▸ Exercise: For every line in the data below that contains "name", copy the line.

· · · ·

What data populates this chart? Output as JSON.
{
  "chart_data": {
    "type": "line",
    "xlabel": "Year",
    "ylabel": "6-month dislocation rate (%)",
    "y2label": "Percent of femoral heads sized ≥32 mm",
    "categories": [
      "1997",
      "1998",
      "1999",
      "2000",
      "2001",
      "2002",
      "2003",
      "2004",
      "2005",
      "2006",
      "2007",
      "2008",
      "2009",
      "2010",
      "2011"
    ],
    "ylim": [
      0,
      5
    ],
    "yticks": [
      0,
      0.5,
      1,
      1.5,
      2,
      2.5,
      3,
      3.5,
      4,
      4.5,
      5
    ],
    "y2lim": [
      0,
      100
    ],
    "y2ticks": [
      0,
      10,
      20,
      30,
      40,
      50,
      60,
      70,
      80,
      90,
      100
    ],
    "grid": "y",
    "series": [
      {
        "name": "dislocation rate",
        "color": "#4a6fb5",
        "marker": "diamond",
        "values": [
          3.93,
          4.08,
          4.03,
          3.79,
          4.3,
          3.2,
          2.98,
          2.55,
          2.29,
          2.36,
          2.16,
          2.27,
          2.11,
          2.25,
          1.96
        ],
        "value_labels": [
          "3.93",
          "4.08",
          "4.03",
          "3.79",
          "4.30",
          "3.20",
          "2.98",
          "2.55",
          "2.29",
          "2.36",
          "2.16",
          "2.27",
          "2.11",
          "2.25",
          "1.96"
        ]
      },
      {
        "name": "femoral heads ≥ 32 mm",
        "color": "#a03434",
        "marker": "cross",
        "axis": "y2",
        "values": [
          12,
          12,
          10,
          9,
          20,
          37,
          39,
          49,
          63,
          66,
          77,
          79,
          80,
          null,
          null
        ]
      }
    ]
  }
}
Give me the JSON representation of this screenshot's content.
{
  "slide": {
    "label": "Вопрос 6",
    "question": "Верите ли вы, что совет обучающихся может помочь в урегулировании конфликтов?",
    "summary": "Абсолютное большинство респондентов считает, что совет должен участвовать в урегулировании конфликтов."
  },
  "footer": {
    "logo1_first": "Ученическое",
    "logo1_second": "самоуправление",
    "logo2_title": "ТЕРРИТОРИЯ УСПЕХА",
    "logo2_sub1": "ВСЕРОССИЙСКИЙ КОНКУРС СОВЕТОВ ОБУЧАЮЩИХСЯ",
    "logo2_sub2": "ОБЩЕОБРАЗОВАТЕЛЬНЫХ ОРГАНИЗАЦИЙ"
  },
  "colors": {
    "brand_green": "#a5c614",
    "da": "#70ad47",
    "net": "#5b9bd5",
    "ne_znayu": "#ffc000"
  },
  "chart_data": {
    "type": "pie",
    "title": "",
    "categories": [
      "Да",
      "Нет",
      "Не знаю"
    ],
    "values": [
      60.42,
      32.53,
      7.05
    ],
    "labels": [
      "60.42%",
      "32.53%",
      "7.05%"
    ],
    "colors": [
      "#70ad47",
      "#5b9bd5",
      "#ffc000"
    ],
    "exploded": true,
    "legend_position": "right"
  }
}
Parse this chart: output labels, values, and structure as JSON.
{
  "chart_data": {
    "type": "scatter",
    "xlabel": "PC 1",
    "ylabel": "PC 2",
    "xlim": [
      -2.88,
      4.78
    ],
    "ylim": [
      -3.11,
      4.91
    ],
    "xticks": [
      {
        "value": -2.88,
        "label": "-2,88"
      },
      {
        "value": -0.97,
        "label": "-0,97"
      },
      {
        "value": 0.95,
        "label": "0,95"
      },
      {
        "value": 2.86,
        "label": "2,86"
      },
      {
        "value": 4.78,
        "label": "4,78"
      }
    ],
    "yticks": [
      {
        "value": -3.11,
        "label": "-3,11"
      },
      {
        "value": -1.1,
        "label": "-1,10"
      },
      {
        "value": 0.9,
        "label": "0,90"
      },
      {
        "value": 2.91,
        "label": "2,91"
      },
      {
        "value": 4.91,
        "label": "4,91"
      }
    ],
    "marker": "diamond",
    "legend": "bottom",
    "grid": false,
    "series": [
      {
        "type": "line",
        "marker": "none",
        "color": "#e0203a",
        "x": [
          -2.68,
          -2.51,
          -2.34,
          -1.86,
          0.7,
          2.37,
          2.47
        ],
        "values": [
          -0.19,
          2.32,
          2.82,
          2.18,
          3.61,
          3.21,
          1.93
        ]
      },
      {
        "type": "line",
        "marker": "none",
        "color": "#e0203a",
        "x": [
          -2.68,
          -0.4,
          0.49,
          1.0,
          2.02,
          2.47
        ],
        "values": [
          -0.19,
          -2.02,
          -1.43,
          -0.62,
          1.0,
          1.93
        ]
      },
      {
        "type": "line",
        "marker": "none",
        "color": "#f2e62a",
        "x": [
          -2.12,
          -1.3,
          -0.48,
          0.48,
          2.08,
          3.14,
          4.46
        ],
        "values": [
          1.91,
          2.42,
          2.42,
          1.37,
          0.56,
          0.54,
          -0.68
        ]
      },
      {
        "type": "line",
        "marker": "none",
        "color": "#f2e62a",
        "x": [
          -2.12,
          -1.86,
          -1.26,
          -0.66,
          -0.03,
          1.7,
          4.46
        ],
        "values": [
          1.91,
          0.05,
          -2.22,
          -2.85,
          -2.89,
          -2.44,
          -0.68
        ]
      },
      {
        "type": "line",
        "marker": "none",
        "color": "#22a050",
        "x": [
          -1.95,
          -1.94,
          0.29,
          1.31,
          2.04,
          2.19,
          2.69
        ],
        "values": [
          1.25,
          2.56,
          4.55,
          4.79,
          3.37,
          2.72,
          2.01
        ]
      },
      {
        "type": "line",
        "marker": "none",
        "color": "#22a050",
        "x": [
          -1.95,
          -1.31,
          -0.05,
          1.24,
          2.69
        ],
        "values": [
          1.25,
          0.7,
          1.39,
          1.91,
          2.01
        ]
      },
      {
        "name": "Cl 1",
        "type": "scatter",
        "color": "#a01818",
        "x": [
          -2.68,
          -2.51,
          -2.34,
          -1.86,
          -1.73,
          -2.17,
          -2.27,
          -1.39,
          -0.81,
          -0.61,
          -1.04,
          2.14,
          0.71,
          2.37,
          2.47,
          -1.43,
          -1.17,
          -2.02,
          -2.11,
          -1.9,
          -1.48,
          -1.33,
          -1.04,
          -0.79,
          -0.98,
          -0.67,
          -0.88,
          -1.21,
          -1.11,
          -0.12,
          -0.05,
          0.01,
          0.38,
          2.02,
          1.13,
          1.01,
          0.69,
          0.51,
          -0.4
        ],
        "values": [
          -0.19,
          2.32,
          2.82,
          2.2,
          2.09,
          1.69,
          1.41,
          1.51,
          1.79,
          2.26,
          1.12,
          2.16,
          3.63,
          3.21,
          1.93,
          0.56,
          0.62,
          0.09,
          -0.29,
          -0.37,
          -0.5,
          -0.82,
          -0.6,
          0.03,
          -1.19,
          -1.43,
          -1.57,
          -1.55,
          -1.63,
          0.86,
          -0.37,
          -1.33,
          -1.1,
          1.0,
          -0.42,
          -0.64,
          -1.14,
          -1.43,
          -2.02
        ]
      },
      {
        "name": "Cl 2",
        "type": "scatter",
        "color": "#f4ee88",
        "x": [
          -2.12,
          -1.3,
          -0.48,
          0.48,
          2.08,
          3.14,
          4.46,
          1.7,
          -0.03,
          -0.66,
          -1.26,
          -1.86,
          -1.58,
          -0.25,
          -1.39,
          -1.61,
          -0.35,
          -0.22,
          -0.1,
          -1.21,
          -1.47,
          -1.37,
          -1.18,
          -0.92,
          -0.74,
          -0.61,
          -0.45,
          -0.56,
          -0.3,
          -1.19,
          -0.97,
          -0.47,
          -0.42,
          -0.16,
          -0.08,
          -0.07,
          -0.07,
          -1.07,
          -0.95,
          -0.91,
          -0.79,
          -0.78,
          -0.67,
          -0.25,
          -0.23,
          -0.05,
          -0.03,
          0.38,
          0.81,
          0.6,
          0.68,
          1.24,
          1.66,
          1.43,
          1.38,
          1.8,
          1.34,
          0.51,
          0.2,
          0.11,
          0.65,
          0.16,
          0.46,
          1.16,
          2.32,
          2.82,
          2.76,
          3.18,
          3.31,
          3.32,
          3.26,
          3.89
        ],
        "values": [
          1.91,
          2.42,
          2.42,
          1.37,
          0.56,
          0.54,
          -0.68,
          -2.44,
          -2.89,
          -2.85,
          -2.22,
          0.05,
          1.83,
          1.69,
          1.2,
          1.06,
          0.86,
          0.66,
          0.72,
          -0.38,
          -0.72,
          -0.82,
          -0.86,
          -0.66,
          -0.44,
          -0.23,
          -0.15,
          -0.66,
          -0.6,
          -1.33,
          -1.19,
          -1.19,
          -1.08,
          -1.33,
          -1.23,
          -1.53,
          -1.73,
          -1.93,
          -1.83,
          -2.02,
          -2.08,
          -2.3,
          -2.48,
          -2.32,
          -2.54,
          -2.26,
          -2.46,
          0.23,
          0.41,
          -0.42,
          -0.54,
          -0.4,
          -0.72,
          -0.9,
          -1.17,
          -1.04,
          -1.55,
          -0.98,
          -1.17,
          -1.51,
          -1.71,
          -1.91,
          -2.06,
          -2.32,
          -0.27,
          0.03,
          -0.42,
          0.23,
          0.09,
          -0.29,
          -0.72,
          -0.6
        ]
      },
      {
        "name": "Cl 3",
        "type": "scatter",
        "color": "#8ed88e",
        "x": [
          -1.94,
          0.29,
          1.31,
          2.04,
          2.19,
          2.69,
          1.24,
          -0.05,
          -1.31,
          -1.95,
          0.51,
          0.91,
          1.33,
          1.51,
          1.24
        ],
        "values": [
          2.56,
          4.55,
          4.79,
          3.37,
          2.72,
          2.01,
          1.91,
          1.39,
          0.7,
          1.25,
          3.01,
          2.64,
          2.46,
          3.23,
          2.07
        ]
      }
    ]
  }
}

· · · ·

▸ Finished answer:
        "name": "dislocation rate",
        "name": "femoral heads ≥ 32 mm",
        "name": "Cl 1",
        "name": "Cl 2",
        "name": "Cl 3",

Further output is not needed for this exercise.